=== Stored entries ===
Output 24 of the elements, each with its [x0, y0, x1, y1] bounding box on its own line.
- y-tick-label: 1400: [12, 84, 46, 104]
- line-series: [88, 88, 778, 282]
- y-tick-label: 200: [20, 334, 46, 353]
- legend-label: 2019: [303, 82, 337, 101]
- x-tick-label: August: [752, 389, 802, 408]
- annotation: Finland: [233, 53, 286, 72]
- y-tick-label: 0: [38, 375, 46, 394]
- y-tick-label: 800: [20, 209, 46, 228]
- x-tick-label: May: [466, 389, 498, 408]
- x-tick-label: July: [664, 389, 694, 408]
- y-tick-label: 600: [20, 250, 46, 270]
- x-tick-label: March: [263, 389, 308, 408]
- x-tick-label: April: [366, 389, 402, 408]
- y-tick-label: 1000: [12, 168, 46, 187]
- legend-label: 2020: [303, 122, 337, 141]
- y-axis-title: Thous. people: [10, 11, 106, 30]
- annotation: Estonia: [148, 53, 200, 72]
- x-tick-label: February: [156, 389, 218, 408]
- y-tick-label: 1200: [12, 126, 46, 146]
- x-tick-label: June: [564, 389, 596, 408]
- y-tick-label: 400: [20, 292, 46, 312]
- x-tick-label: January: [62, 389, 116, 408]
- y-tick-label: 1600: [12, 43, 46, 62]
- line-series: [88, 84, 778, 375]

=== EXERCISE ===
Rewrite each line of the data above as a Markdown table with the columns Row and Line, numbering the rows in order and leaving out any blank lines.

=== WRITTEN SOLUTION ===
| Row | Line |
|---|---|
| 1 | Output 24 of the elements, each with its [x0, y0, x1, y1] bounding box on its own line. |
| 2 | - y-tick-label: 1400: [12, 84, 46, 104] |
| 3 | - line-series: [88, 88, 778, 282] |
| 4 | - y-tick-label: 200: [20, 334, 46, 353] |
| 5 | - legend-label: 2019: [303, 82, 337, 101] |
| 6 | - x-tick-label: August: [752, 389, 802, 408] |
| 7 | - annotation: Finland: [233, 53, 286, 72] |
| 8 | - y-tick-label: 0: [38, 375, 46, 394] |
| 9 | - y-tick-label: 800: [20, 209, 46, 228] |
| 10 | - x-tick-label: May: [466, 389, 498, 408] |
| 11 | - x-tick-label: July: [664, 389, 694, 408] |
| 12 | - y-tick-label: 600: [20, 250, 46, 270] |
| 13 | - x-tick-label: March: [263, 389, 308, 408] |
| 14 | - x-tick-label: April: [366, 389, 402, 408] |
| 15 | - y-tick-label: 1000: [12, 168, 46, 187] |
| 16 | - legend-label: 2020: [303, 122, 337, 141] |
| 17 | - y-axis-title: Thous. people: [10, 11, 106, 30] |
| 18 | - annotation: Estonia: [148, 53, 200, 72] |
| 19 | - x-tick-label: February: [156, 389, 218, 408] |
| 20 | - y-tick-label: 1200: [12, 126, 46, 146] |
| 21 | - x-tick-label: June: [564, 389, 596, 408] |
| 22 | - y-tick-label: 400: [20, 292, 46, 312] |
| 23 | - x-tick-label: January: [62, 389, 116, 408] |
| 24 | - y-tick-label: 1600: [12, 43, 46, 62] |
| 25 | - line-series: [88, 84, 778, 375] |